[Dataset items]
□ □ □ □ □
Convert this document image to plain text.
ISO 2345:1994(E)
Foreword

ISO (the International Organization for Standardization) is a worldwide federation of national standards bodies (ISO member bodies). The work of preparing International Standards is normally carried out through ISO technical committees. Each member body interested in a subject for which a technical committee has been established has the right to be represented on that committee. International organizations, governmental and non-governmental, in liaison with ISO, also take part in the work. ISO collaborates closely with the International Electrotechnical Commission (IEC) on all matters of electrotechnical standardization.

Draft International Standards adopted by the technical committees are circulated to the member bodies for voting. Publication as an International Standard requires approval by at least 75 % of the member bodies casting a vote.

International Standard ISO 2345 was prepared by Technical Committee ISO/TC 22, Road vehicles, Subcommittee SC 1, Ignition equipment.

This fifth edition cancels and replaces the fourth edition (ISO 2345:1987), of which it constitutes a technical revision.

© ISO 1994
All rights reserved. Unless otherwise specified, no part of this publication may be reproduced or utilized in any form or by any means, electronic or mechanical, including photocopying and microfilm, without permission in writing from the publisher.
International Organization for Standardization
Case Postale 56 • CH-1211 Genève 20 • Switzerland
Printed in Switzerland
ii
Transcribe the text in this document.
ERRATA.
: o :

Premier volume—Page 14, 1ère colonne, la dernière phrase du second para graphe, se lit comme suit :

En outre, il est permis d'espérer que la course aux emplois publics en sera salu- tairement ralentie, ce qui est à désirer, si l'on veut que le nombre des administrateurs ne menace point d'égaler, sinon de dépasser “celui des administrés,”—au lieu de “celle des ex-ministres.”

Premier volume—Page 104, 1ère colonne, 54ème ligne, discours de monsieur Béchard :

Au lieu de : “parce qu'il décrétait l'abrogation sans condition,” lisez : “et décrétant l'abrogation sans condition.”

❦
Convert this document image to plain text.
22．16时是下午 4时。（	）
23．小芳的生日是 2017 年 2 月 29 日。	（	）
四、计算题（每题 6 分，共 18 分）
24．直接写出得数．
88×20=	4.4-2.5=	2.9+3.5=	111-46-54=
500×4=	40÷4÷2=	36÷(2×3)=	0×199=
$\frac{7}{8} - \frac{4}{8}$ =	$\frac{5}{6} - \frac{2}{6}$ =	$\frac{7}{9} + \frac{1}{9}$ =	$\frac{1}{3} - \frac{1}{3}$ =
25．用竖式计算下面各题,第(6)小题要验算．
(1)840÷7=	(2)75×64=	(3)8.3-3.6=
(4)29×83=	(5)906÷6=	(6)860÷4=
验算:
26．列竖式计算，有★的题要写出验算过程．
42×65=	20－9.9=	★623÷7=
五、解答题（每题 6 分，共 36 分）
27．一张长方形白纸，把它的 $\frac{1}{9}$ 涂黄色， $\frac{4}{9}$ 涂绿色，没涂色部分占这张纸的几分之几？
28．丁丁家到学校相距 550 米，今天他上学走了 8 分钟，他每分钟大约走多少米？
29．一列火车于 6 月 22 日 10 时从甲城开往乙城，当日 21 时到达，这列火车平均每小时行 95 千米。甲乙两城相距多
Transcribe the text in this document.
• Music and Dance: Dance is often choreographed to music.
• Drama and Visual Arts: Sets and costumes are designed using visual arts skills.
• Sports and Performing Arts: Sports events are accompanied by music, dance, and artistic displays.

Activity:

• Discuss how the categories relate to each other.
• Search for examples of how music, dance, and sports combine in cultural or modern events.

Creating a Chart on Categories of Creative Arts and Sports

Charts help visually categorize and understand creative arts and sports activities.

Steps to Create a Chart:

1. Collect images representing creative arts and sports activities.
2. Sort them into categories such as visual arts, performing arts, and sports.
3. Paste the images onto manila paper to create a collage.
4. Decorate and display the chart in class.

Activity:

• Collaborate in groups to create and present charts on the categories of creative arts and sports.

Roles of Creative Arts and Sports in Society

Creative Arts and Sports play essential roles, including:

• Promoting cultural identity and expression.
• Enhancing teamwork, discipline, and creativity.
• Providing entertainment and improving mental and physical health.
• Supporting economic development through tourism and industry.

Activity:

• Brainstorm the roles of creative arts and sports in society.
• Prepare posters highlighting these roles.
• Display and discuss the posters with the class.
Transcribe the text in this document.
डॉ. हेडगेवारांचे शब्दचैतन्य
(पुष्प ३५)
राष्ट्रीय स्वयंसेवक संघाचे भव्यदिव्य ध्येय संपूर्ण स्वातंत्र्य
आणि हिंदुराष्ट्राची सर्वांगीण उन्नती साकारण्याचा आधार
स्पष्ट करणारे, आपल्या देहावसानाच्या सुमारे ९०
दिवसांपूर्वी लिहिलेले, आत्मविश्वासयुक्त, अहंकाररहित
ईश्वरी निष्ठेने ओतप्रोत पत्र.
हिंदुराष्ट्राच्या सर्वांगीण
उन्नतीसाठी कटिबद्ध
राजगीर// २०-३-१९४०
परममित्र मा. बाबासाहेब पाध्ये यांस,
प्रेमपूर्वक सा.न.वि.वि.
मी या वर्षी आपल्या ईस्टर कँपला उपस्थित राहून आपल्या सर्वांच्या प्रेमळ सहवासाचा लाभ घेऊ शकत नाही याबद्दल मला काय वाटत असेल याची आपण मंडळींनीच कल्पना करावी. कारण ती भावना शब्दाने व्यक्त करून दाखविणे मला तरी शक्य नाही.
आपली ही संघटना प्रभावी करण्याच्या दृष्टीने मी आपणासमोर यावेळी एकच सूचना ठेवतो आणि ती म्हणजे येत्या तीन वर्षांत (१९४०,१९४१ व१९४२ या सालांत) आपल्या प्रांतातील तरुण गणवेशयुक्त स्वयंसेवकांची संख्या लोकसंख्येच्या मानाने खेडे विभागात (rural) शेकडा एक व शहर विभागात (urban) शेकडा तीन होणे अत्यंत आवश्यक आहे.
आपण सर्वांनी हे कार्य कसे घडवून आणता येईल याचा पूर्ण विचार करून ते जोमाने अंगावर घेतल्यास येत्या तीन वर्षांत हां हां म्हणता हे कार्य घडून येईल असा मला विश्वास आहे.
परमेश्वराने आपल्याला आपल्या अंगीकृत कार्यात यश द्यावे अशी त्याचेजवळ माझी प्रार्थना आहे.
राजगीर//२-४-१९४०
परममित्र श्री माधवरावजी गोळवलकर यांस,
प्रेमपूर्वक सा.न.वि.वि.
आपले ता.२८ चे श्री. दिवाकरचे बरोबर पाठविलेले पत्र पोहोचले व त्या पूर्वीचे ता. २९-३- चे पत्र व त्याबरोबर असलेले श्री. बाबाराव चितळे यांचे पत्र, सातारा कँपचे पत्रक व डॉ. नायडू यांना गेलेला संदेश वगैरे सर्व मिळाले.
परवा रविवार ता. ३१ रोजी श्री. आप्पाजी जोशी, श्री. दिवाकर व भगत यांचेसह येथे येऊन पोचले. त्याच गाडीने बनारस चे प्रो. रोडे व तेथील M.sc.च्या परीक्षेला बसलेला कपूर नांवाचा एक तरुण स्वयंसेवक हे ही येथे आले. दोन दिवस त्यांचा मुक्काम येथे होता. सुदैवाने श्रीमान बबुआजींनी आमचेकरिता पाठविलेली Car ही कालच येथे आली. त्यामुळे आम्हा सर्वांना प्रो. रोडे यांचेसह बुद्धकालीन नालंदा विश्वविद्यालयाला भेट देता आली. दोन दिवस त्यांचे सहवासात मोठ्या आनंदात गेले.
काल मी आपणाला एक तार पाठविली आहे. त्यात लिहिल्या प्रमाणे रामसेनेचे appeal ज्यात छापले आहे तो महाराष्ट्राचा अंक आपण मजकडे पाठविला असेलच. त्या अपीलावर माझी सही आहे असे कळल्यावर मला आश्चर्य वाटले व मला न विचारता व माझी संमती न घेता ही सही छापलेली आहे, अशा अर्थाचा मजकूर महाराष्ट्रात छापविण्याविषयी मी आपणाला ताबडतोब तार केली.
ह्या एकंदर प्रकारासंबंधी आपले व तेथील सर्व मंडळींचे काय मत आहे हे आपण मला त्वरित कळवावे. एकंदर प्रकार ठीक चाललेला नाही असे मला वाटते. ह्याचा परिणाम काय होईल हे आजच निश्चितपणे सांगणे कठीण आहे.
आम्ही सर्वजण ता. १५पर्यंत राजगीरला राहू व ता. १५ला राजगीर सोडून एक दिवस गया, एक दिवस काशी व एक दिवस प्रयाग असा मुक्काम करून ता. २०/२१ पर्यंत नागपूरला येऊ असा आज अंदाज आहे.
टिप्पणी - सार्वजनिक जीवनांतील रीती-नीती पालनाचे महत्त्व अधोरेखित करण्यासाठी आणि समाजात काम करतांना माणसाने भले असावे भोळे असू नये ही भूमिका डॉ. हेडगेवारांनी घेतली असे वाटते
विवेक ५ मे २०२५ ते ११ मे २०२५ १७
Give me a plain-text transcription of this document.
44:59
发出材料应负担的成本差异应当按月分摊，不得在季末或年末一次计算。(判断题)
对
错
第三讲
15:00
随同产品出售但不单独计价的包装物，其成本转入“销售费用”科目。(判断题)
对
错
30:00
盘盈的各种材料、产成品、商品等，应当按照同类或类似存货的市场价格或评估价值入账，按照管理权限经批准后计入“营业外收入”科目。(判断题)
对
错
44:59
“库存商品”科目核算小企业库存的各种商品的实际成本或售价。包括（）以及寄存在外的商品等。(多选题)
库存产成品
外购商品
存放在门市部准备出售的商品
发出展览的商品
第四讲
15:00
□ □ □ □ □
Work required –
Pick out every line with the string "cultural" and copy it.

Expected answer –
• Search for examples of how music, dance, and sports combine in cultural or modern events.
• Promoting cultural identity and expression.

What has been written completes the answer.